Stored entries:
# # #

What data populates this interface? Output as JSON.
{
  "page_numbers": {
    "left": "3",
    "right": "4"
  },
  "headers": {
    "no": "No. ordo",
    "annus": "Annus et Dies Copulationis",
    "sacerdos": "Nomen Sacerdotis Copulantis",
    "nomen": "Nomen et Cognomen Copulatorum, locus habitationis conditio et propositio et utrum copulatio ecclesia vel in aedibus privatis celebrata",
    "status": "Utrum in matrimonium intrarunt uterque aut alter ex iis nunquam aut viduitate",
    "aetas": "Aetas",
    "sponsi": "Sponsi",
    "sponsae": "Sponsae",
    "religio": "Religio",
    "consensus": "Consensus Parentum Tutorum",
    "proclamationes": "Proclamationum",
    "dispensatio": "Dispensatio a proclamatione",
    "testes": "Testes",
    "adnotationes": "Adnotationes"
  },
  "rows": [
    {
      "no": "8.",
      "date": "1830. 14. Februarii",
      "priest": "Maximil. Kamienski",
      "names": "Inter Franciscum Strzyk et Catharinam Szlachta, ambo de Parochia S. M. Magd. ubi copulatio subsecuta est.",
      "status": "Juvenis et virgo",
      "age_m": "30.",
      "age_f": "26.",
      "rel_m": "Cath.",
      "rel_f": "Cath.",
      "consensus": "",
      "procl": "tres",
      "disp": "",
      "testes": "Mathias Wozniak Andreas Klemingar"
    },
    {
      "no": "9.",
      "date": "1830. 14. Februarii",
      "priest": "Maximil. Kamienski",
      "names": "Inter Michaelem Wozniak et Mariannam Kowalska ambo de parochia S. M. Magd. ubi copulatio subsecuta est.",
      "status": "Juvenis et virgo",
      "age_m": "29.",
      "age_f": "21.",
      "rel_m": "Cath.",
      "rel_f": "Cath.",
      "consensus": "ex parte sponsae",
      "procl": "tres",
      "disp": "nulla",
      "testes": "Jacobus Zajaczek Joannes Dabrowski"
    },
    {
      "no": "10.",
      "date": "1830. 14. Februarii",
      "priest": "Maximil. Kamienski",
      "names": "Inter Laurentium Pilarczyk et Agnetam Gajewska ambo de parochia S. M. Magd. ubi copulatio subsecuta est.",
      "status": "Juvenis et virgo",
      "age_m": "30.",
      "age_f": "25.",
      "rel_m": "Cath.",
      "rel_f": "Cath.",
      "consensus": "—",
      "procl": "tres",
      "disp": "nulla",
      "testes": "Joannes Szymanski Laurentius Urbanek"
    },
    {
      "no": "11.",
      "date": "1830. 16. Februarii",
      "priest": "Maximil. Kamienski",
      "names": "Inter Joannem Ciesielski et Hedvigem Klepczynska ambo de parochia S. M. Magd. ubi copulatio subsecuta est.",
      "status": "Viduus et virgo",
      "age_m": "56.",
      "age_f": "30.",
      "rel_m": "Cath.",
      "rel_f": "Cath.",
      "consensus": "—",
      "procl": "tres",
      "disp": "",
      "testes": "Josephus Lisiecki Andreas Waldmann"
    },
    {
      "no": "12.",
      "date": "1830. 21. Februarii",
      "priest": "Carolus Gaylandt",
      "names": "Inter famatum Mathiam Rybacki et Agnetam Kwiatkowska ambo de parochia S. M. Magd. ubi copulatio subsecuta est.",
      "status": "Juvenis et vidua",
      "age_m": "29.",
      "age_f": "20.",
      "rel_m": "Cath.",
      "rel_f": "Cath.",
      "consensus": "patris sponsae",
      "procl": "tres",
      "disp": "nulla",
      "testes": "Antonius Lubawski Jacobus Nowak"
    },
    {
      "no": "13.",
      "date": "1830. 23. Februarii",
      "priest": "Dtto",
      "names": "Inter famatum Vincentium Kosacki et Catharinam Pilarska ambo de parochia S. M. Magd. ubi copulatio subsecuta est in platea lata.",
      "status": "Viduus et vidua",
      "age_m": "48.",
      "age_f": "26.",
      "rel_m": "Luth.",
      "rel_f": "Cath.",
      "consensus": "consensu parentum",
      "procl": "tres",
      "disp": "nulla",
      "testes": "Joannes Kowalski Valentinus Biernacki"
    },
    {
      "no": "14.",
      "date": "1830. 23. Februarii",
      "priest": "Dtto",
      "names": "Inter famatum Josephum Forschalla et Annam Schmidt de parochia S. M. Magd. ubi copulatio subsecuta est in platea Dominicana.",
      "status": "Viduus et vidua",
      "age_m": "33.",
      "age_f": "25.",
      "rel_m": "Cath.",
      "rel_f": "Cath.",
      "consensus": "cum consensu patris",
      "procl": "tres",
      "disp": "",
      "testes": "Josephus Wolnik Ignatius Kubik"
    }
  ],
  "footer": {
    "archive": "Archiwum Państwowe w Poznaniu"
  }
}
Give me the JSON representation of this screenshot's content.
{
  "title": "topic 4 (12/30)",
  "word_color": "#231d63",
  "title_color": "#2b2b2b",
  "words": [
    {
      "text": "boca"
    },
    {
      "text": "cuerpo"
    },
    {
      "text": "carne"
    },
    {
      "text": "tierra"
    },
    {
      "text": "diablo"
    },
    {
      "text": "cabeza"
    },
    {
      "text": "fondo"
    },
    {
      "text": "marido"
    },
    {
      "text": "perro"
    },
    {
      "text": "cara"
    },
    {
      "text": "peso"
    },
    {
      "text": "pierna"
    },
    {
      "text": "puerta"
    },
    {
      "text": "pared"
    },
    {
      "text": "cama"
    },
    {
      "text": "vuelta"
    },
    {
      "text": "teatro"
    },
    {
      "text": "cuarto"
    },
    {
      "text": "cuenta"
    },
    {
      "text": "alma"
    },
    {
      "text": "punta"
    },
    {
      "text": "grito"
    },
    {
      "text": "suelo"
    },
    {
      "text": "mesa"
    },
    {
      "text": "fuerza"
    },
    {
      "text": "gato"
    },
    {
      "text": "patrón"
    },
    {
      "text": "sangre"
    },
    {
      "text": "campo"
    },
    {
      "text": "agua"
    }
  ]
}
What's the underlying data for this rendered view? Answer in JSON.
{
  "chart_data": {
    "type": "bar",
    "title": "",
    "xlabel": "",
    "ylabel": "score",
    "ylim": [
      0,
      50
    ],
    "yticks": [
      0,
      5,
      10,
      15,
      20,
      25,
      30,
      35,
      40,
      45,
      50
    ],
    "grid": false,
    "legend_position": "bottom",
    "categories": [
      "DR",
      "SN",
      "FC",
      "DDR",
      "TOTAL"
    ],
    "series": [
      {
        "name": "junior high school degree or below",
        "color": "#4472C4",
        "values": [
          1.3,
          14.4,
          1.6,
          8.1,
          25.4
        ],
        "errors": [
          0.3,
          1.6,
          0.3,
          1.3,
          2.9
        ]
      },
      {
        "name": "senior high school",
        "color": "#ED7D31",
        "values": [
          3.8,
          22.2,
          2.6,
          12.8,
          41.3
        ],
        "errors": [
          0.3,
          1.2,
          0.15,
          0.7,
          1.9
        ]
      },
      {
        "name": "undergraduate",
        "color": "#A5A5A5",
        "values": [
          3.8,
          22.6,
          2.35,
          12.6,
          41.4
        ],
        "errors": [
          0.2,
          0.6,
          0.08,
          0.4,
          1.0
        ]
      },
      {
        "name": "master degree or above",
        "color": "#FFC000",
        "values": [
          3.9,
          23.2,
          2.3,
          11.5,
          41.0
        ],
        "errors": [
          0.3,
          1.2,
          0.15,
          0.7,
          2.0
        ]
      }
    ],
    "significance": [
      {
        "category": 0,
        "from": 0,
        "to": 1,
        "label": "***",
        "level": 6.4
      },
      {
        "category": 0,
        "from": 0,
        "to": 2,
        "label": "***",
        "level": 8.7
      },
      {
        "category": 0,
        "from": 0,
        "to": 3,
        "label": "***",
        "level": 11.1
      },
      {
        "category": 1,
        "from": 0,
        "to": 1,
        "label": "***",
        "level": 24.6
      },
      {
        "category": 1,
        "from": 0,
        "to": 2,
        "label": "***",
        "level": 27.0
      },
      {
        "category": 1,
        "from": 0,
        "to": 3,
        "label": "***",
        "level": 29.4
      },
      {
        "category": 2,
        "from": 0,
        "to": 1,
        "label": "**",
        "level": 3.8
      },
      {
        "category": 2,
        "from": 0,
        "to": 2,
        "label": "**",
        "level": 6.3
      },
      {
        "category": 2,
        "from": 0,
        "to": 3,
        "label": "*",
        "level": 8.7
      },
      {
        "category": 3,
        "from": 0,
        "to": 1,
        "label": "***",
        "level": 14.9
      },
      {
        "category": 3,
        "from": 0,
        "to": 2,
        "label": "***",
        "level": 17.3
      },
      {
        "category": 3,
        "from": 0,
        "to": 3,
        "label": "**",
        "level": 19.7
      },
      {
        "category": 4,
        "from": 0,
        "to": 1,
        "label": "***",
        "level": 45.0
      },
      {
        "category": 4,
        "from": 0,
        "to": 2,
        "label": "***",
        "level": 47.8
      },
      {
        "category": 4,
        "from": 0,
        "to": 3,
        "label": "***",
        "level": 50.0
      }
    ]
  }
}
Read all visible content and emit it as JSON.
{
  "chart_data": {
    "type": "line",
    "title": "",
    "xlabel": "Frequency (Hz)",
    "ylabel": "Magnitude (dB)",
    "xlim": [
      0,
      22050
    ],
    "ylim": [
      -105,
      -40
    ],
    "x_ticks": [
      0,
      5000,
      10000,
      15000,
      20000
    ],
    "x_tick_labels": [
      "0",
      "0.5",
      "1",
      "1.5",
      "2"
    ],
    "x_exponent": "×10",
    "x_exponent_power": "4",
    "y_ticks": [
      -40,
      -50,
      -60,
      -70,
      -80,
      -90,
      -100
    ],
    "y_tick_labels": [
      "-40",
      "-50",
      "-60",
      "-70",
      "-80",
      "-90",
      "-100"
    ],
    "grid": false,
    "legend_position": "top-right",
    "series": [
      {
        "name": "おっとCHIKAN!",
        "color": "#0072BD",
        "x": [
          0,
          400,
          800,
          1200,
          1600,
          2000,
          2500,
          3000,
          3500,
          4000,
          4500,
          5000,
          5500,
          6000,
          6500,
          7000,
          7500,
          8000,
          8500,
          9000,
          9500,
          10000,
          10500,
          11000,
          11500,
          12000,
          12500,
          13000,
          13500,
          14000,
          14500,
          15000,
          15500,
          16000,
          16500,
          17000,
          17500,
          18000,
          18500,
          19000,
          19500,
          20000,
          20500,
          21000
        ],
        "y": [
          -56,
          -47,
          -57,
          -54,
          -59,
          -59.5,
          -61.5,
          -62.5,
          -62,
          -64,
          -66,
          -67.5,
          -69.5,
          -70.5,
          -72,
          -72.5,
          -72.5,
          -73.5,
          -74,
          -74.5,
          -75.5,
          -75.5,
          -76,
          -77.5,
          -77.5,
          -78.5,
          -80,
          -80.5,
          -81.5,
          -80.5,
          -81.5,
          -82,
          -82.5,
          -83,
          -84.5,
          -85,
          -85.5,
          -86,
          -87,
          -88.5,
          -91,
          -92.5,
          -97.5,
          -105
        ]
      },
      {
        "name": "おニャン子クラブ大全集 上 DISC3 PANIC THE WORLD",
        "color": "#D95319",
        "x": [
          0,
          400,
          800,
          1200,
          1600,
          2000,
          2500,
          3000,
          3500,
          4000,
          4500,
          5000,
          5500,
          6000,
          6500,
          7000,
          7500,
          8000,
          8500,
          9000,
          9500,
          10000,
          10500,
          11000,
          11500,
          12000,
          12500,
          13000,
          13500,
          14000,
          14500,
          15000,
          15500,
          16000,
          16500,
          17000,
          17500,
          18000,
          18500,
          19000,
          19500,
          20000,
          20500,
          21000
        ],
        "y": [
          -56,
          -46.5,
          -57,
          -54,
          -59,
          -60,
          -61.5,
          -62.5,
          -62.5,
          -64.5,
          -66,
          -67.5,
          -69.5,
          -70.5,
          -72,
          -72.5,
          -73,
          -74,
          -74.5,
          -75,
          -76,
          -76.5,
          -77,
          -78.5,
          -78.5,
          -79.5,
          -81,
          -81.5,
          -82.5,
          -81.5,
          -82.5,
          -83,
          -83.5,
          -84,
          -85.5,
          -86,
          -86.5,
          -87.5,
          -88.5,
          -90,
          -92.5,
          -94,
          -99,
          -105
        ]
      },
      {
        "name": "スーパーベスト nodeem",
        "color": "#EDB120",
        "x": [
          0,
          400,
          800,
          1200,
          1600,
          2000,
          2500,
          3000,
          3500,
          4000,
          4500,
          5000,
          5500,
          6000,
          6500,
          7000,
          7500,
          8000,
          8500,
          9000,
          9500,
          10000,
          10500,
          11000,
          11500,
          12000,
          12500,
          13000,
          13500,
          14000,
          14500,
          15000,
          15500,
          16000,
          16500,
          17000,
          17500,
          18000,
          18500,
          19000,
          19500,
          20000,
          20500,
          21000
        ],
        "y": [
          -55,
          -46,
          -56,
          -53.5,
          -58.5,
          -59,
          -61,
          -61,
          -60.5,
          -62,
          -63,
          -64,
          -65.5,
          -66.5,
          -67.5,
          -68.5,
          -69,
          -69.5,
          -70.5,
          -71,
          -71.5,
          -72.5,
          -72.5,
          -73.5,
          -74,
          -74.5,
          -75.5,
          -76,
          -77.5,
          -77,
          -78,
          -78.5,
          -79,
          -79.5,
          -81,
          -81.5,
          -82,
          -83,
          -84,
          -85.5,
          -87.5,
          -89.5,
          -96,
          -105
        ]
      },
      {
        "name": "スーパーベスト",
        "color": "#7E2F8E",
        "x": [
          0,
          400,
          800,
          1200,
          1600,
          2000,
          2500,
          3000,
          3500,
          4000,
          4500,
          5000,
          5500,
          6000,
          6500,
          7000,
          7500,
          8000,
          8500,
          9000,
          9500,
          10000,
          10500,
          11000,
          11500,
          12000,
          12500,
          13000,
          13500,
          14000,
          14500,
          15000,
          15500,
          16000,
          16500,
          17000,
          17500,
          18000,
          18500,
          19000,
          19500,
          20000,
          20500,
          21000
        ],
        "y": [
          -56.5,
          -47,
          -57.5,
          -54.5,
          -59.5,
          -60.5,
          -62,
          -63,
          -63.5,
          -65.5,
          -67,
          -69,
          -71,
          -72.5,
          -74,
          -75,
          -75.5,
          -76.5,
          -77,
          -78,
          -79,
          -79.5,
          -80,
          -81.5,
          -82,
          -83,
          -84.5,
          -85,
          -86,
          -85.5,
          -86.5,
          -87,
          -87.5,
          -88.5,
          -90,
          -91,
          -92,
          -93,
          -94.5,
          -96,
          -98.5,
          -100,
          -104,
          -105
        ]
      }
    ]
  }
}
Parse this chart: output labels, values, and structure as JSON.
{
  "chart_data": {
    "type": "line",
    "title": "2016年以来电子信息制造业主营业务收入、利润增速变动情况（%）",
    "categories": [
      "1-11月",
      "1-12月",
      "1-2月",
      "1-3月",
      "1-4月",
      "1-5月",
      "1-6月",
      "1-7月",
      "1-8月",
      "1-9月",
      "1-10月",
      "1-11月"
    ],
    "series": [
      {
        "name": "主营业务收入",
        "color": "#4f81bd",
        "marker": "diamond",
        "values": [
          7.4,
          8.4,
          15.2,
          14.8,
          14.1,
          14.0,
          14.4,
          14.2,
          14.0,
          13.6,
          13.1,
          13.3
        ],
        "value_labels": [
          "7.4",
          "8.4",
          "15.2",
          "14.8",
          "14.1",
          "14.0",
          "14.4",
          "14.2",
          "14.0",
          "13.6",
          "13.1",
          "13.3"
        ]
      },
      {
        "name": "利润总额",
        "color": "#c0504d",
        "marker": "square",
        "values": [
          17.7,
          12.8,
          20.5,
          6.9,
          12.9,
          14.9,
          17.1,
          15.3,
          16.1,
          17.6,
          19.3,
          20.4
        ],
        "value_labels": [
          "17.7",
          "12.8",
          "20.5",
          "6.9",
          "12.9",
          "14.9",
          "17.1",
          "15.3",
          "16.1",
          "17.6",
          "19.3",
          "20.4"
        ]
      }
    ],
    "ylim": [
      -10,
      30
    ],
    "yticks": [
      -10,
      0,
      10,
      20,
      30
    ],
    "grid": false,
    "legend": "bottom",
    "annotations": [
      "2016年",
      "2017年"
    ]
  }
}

# # #

- **Problem to solve**
All lines in the data that contain the word "school" should be copied.

- **Written solution**
        "name": "junior high school degree or below",
        "name": "senior high school",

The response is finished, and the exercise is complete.